Task instructions
Your task is to repeat the entries exactly. Leave the pictures out.

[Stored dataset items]
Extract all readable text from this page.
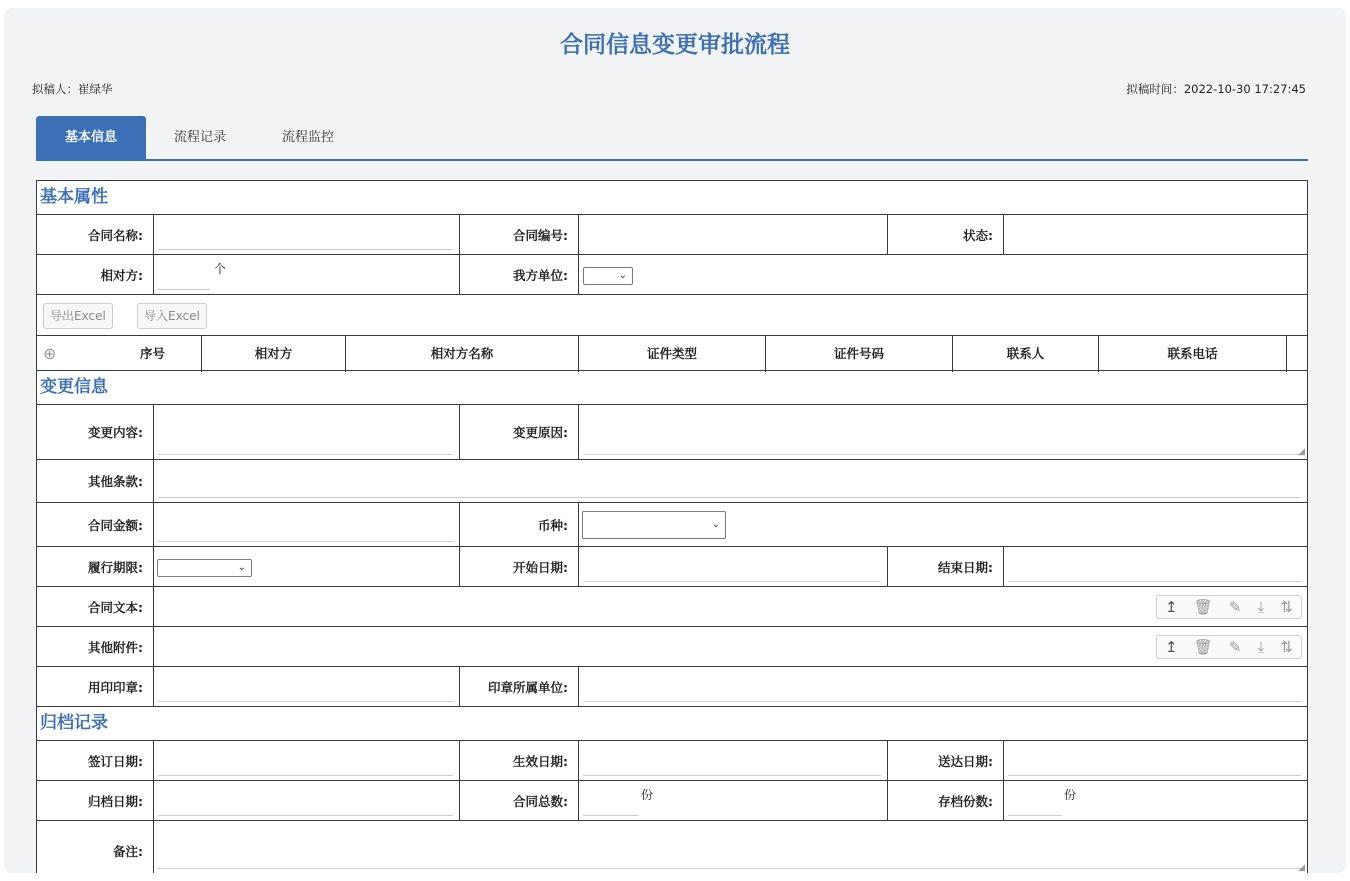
合同信息变更审批流程
拟稿人：崔绿华	拟稿时间：2022-10-30 17:27:45
基本信息	流程记录	流程监控
基本属性
合同名称:	合同编号:	状态:
相对方:	个	我方单位:	⌄
导出Excel	导入Excel
⊕	序号	相对方	相对方名称	证件类型	证件号码	联系人	联系电话
变更信息
变更内容:	变更原因:
◢
其他条款:
合同金额:	币种:	⌄
履行期限:	⌄	开始日期:	结束日期:
合同文本:	↥ 🗑 ✎ ⤓ ⇅
其他附件:	↥ 🗑 ✎ ⤓ ⇅
用印印章:	印章所属单位:
归档记录
签订日期:	生效日期:	送达日期:
归档日期:	合同总数:	份	存档份数:	份
备注:
◢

Response to the task
Extract all readable text from this page.
合同信息变更审批流程
拟稿人：崔绿华	拟稿时间：2022-10-30 17:27:45
基本信息	流程记录	流程监控
基本属性
合同名称:	合同编号:	状态:
相对方:	个	我方单位:	⌄
导出Excel	导入Excel
⊕	序号	相对方	相对方名称	证件类型	证件号码	联系人	联系电话
变更信息
变更内容:	变更原因:
◢
其他条款:
合同金额:	币种:	⌄
履行期限:	⌄	开始日期:	结束日期:
合同文本:	↥ 🗑 ✎ ⤓ ⇅
其他附件:	↥ 🗑 ✎ ⤓ ⇅
用印印章:	印章所属单位:
归档记录
签订日期:	生效日期:	送达日期:
归档日期:	合同总数:	份	存档份数:	份
备注:
◢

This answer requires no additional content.